Dataset items:
- - -

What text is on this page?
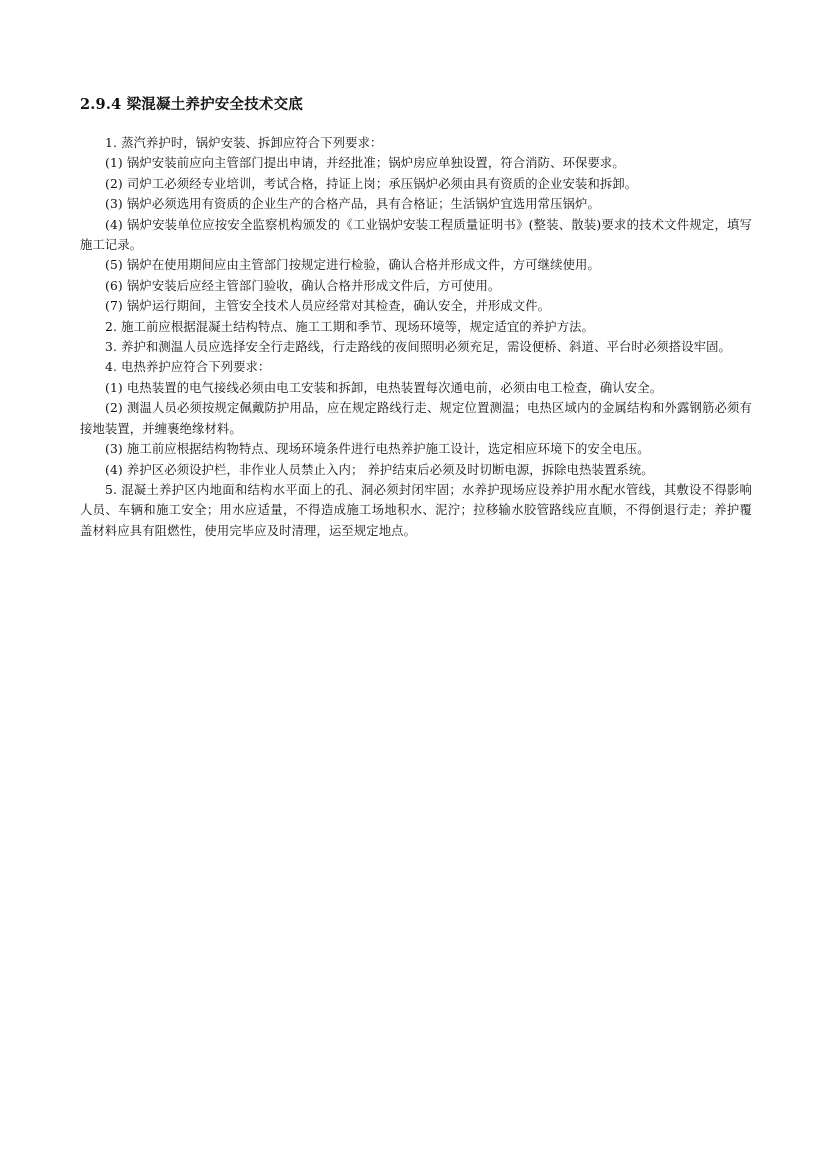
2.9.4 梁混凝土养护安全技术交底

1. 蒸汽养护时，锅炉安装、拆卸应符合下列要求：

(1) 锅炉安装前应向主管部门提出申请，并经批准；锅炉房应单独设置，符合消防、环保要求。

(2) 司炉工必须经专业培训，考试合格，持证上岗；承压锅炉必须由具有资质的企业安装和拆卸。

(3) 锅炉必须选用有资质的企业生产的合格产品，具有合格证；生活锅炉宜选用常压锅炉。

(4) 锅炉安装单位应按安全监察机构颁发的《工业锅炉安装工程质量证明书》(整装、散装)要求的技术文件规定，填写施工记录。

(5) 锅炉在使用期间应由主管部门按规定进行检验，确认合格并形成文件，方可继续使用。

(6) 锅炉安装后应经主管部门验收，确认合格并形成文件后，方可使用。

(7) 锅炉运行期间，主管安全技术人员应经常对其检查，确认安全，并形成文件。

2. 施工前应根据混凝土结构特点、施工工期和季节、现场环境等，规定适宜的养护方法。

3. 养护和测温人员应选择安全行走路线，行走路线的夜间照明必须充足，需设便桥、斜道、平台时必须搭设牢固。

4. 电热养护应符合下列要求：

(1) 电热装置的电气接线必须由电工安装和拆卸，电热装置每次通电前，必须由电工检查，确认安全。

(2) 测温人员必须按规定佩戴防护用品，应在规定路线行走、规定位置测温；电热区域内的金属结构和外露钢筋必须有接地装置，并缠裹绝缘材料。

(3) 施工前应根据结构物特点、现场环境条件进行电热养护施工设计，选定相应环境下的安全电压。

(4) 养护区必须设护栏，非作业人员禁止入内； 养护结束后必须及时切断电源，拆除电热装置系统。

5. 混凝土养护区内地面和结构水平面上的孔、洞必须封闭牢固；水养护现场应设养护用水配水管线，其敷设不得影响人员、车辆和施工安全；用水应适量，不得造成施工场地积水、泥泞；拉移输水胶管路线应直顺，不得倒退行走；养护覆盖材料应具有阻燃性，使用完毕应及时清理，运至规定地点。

- - -

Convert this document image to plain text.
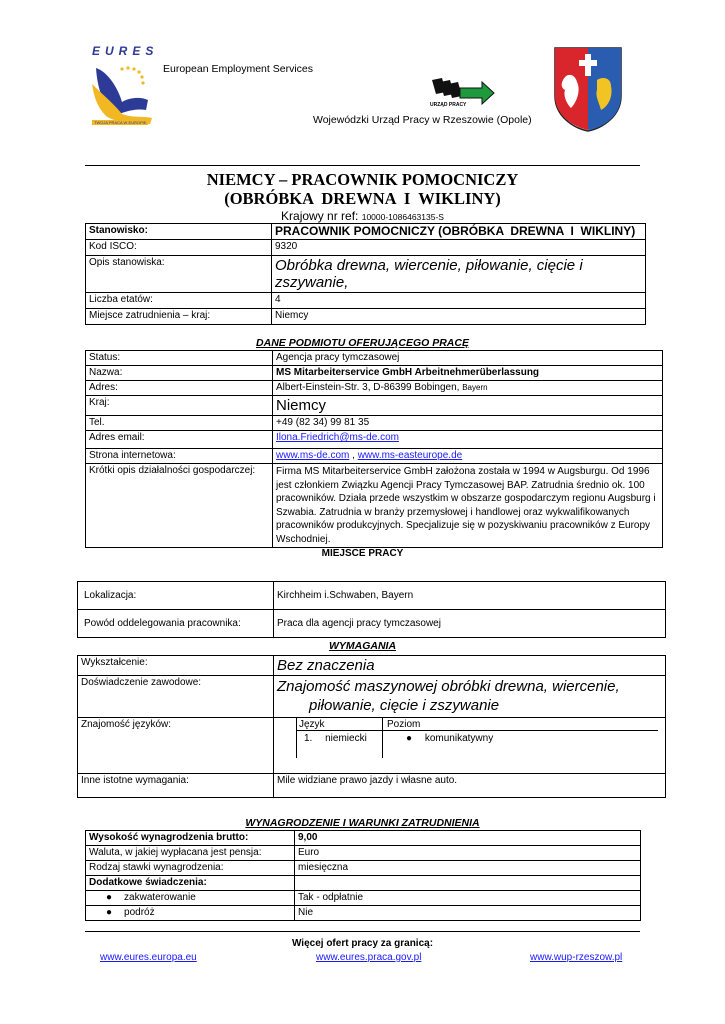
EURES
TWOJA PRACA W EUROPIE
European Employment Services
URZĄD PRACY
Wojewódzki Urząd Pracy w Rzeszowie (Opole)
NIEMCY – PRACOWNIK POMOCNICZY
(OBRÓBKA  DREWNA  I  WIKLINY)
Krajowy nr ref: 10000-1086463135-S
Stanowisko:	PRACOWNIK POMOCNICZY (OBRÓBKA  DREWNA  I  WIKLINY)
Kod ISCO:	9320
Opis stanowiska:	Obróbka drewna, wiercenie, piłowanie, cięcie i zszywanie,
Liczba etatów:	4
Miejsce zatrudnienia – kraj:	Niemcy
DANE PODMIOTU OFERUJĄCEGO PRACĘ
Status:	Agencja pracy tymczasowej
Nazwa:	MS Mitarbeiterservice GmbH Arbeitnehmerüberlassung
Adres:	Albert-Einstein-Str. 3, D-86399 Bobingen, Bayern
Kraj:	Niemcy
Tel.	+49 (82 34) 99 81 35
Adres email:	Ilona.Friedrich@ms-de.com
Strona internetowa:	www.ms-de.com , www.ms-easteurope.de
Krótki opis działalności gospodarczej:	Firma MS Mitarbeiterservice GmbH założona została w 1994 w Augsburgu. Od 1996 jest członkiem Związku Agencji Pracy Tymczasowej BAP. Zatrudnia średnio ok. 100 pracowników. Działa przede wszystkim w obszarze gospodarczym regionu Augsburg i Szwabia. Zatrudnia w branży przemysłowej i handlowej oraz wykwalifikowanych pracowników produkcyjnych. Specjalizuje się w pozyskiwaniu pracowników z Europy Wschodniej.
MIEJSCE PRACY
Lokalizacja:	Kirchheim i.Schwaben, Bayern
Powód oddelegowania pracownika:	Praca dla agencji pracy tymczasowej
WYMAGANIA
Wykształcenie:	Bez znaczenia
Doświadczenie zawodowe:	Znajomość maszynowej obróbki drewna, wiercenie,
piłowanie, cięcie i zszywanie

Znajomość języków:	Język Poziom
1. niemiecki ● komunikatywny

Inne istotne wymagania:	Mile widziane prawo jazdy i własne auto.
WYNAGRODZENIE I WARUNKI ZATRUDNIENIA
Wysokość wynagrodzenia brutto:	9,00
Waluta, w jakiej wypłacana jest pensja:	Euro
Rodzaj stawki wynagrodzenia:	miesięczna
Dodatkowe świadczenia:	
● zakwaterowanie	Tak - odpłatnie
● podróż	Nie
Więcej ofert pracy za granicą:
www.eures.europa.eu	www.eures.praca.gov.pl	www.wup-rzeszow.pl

- - -

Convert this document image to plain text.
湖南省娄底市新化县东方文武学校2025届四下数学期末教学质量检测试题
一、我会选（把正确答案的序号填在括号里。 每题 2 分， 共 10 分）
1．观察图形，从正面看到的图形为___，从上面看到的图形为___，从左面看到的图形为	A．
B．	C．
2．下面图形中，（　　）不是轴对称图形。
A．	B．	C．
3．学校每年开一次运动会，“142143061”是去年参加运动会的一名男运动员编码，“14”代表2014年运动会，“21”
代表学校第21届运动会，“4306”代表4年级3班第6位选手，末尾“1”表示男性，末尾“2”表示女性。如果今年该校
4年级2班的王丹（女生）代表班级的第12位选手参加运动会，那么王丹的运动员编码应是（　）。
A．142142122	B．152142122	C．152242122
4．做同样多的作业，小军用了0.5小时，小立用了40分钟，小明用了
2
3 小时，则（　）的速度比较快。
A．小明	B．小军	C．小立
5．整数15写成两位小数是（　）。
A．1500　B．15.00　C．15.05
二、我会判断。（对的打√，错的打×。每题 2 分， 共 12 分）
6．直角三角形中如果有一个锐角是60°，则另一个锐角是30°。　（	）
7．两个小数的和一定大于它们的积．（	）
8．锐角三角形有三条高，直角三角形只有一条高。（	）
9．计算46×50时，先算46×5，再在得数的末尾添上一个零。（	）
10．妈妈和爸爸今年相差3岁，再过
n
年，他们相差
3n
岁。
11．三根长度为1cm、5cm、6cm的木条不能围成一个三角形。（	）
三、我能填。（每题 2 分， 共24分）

- - -

THE REQUEST: Read the entries and pick out all lines that include the word "cięcie".

COMPLETE OUTPUT:
Opis stanowiska:	Obróbka drewna, wiercenie, piłowanie, cięcie i zszywanie,
piłowanie, cięcie i zszywanie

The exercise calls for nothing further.